#### RECORDED DATA
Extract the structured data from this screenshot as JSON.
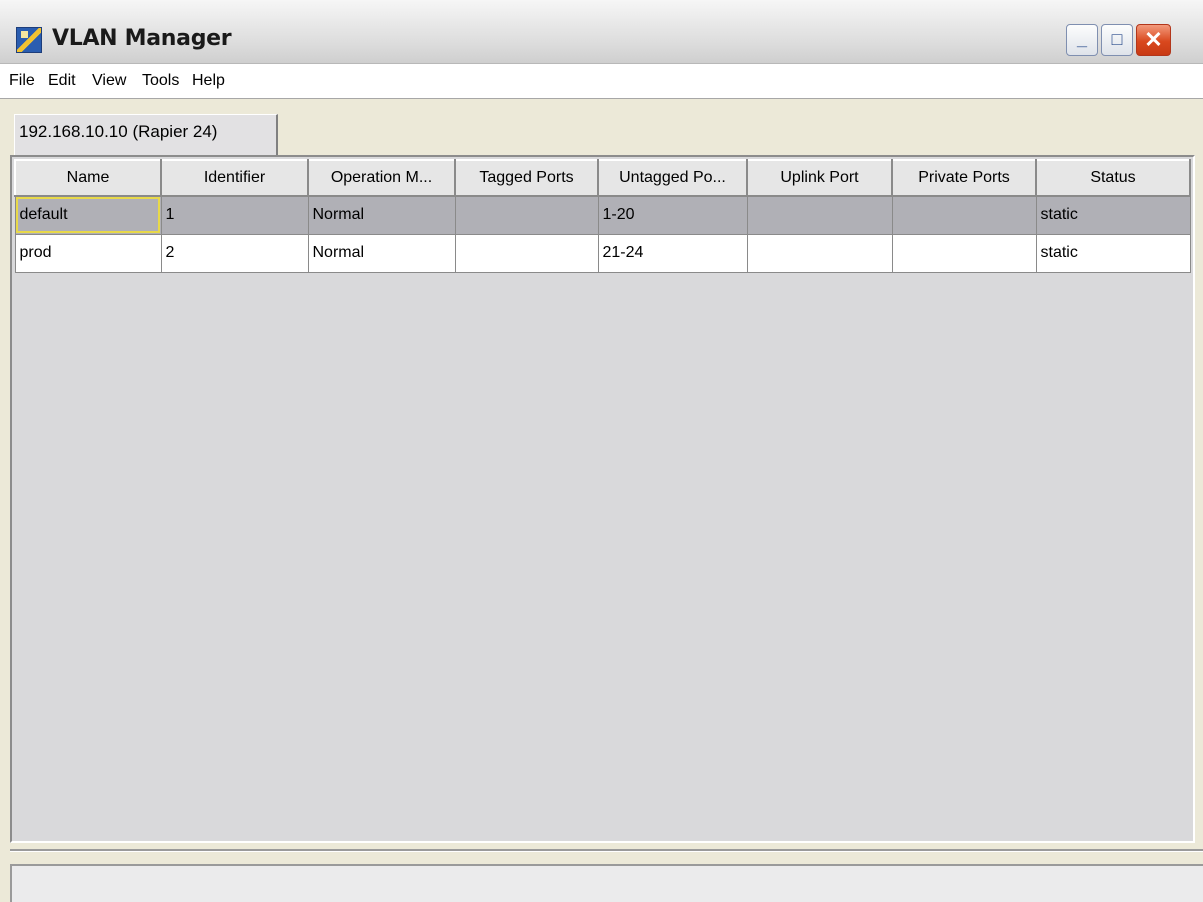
{
  "window": {
    "title": "VLAN Manager",
    "controls": {
      "minimize": "_",
      "maximize": "□",
      "close": "✕"
    }
  },
  "menu": [
    "File",
    "Edit",
    "View",
    "Tools",
    "Help"
  ],
  "tab": {
    "label": "192.168.10.10 (Rapier 24)"
  },
  "table": {
    "columns": [
      "Name",
      "Identifier",
      "Operation M...",
      "Tagged Ports",
      "Untagged Po...",
      "Uplink Port",
      "Private Ports",
      "Status"
    ],
    "rows": [
      {
        "selected": true,
        "cells": [
          "default",
          "1",
          "Normal",
          "",
          "1-20",
          "",
          "",
          "static"
        ]
      },
      {
        "selected": false,
        "cells": [
          "prod",
          "2",
          "Normal",
          "",
          "21-24",
          "",
          "",
          "static"
        ]
      }
    ]
  },
  "status_bar": {
    "text": ""
  }
}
########
§ **THE TASK**:
Leave out the pictures and return every record word for word.

§ **CORRECT RESULT**:
Extract the structured data from this screenshot as JSON.
{
  "window": {
    "title": "VLAN Manager",
    "controls": {
      "minimize": "_",
      "maximize": "□",
      "close": "✕"
    }
  },
  "menu": [
    "File",
    "Edit",
    "View",
    "Tools",
    "Help"
  ],
  "tab": {
    "label": "192.168.10.10 (Rapier 24)"
  },
  "table": {
    "columns": [
      "Name",
      "Identifier",
      "Operation M...",
      "Tagged Ports",
      "Untagged Po...",
      "Uplink Port",
      "Private Ports",
      "Status"
    ],
    "rows": [
      {
        "selected": true,
        "cells": [
          "default",
          "1",
          "Normal",
          "",
          "1-20",
          "",
          "",
          "static"
        ]
      },
      {
        "selected": false,
        "cells": [
          "prod",
          "2",
          "Normal",
          "",
          "21-24",
          "",
          "",
          "static"
        ]
      }
    ]
  },
  "status_bar": {
    "text": ""
  }
}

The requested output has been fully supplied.